THE EXERCISE:
Reproduce all entries word for word.

DATA:
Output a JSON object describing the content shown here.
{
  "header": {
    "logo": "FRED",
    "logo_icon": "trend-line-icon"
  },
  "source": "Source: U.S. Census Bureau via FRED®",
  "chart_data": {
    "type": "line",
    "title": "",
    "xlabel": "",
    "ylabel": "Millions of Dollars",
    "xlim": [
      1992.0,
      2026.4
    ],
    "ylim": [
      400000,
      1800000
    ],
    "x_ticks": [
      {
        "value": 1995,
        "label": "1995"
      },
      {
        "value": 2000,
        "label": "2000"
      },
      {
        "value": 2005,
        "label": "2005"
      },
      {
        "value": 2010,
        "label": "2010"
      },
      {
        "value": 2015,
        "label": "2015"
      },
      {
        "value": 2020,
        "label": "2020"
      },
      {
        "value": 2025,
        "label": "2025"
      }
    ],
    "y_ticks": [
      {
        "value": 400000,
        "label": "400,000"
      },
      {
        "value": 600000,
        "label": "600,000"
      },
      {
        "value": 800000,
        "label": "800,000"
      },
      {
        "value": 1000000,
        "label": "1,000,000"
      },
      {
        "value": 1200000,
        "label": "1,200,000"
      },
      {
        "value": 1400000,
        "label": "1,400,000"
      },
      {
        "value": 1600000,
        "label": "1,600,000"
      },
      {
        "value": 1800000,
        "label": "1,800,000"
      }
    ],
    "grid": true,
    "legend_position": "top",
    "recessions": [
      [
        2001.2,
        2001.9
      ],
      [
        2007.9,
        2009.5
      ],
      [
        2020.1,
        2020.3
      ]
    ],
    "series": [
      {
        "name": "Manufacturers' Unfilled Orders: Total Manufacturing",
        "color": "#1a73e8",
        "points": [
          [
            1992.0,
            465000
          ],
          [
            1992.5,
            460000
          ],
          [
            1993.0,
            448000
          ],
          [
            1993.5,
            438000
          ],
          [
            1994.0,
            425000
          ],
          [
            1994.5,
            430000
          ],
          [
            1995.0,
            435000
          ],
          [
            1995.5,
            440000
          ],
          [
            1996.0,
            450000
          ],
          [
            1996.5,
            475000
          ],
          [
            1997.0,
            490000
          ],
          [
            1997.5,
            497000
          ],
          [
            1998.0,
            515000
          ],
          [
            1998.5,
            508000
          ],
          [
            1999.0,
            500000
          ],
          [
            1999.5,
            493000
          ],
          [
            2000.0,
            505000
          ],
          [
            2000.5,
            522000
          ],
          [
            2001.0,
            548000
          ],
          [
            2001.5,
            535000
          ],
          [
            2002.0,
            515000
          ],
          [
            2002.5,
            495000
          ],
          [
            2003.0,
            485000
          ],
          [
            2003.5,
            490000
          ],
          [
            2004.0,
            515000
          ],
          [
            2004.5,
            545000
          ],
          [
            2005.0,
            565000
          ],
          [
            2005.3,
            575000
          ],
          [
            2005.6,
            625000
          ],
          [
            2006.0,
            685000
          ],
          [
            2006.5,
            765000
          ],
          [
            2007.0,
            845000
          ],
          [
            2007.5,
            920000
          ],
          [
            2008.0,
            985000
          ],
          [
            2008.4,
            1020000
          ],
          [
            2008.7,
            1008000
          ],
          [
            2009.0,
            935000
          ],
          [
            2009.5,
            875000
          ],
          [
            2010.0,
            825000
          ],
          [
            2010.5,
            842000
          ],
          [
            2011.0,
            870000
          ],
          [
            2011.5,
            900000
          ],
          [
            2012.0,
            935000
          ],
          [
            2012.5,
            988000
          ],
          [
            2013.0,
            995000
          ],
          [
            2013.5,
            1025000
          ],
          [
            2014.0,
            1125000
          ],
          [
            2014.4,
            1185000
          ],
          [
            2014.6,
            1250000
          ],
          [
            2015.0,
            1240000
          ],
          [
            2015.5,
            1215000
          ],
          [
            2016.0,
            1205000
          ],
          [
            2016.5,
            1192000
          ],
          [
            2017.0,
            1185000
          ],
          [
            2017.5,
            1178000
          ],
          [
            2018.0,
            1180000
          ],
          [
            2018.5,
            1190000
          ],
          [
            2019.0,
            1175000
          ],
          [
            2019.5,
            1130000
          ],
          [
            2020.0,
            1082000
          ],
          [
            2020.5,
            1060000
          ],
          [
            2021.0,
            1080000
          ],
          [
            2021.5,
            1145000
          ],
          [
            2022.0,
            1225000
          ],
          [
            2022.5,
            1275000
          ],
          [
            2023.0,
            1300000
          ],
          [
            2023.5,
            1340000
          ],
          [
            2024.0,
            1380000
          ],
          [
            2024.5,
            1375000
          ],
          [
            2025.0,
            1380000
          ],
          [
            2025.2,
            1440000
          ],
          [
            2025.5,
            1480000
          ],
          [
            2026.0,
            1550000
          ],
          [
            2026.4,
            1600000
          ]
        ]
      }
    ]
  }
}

WORKED SOLUTION:
Output a JSON object describing the content shown here.
{
  "header": {
    "logo": "FRED",
    "logo_icon": "trend-line-icon"
  },
  "source": "Source: U.S. Census Bureau via FRED®",
  "chart_data": {
    "type": "line",
    "title": "",
    "xlabel": "",
    "ylabel": "Millions of Dollars",
    "xlim": [
      1992.0,
      2026.4
    ],
    "ylim": [
      400000,
      1800000
    ],
    "x_ticks": [
      {
        "value": 1995,
        "label": "1995"
      },
      {
        "value": 2000,
        "label": "2000"
      },
      {
        "value": 2005,
        "label": "2005"
      },
      {
        "value": 2010,
        "label": "2010"
      },
      {
        "value": 2015,
        "label": "2015"
      },
      {
        "value": 2020,
        "label": "2020"
      },
      {
        "value": 2025,
        "label": "2025"
      }
    ],
    "y_ticks": [
      {
        "value": 400000,
        "label": "400,000"
      },
      {
        "value": 600000,
        "label": "600,000"
      },
      {
        "value": 800000,
        "label": "800,000"
      },
      {
        "value": 1000000,
        "label": "1,000,000"
      },
      {
        "value": 1200000,
        "label": "1,200,000"
      },
      {
        "value": 1400000,
        "label": "1,400,000"
      },
      {
        "value": 1600000,
        "label": "1,600,000"
      },
      {
        "value": 1800000,
        "label": "1,800,000"
      }
    ],
    "grid": true,
    "legend_position": "top",
    "recessions": [
      [
        2001.2,
        2001.9
      ],
      [
        2007.9,
        2009.5
      ],
      [
        2020.1,
        2020.3
      ]
    ],
    "series": [
      {
        "name": "Manufacturers' Unfilled Orders: Total Manufacturing",
        "color": "#1a73e8",
        "points": [
          [
            1992.0,
            465000
          ],
          [
            1992.5,
            460000
          ],
          [
            1993.0,
            448000
          ],
          [
            1993.5,
            438000
          ],
          [
            1994.0,
            425000
          ],
          [
            1994.5,
            430000
          ],
          [
            1995.0,
            435000
          ],
          [
            1995.5,
            440000
          ],
          [
            1996.0,
            450000
          ],
          [
            1996.5,
            475000
          ],
          [
            1997.0,
            490000
          ],
          [
            1997.5,
            497000
          ],
          [
            1998.0,
            515000
          ],
          [
            1998.5,
            508000
          ],
          [
            1999.0,
            500000
          ],
          [
            1999.5,
            493000
          ],
          [
            2000.0,
            505000
          ],
          [
            2000.5,
            522000
          ],
          [
            2001.0,
            548000
          ],
          [
            2001.5,
            535000
          ],
          [
            2002.0,
            515000
          ],
          [
            2002.5,
            495000
          ],
          [
            2003.0,
            485000
          ],
          [
            2003.5,
            490000
          ],
          [
            2004.0,
            515000
          ],
          [
            2004.5,
            545000
          ],
          [
            2005.0,
            565000
          ],
          [
            2005.3,
            575000
          ],
          [
            2005.6,
            625000
          ],
          [
            2006.0,
            685000
          ],
          [
            2006.5,
            765000
          ],
          [
            2007.0,
            845000
          ],
          [
            2007.5,
            920000
          ],
          [
            2008.0,
            985000
          ],
          [
            2008.4,
            1020000
          ],
          [
            2008.7,
            1008000
          ],
          [
            2009.0,
            935000
          ],
          [
            2009.5,
            875000
          ],
          [
            2010.0,
            825000
          ],
          [
            2010.5,
            842000
          ],
          [
            2011.0,
            870000
          ],
          [
            2011.5,
            900000
          ],
          [
            2012.0,
            935000
          ],
          [
            2012.5,
            988000
          ],
          [
            2013.0,
            995000
          ],
          [
            2013.5,
            1025000
          ],
          [
            2014.0,
            1125000
          ],
          [
            2014.4,
            1185000
          ],
          [
            2014.6,
            1250000
          ],
          [
            2015.0,
            1240000
          ],
          [
            2015.5,
            1215000
          ],
          [
            2016.0,
            1205000
          ],
          [
            2016.5,
            1192000
          ],
          [
            2017.0,
            1185000
          ],
          [
            2017.5,
            1178000
          ],
          [
            2018.0,
            1180000
          ],
          [
            2018.5,
            1190000
          ],
          [
            2019.0,
            1175000
          ],
          [
            2019.5,
            1130000
          ],
          [
            2020.0,
            1082000
          ],
          [
            2020.5,
            1060000
          ],
          [
            2021.0,
            1080000
          ],
          [
            2021.5,
            1145000
          ],
          [
            2022.0,
            1225000
          ],
          [
            2022.5,
            1275000
          ],
          [
            2023.0,
            1300000
          ],
          [
            2023.5,
            1340000
          ],
          [
            2024.0,
            1380000
          ],
          [
            2024.5,
            1375000
          ],
          [
            2025.0,
            1380000
          ],
          [
            2025.2,
            1440000
          ],
          [
            2025.5,
            1480000
          ],
          [
            2026.0,
            1550000
          ],
          [
            2026.4,
            1600000
          ]
        ]
      }
    ]
  }
}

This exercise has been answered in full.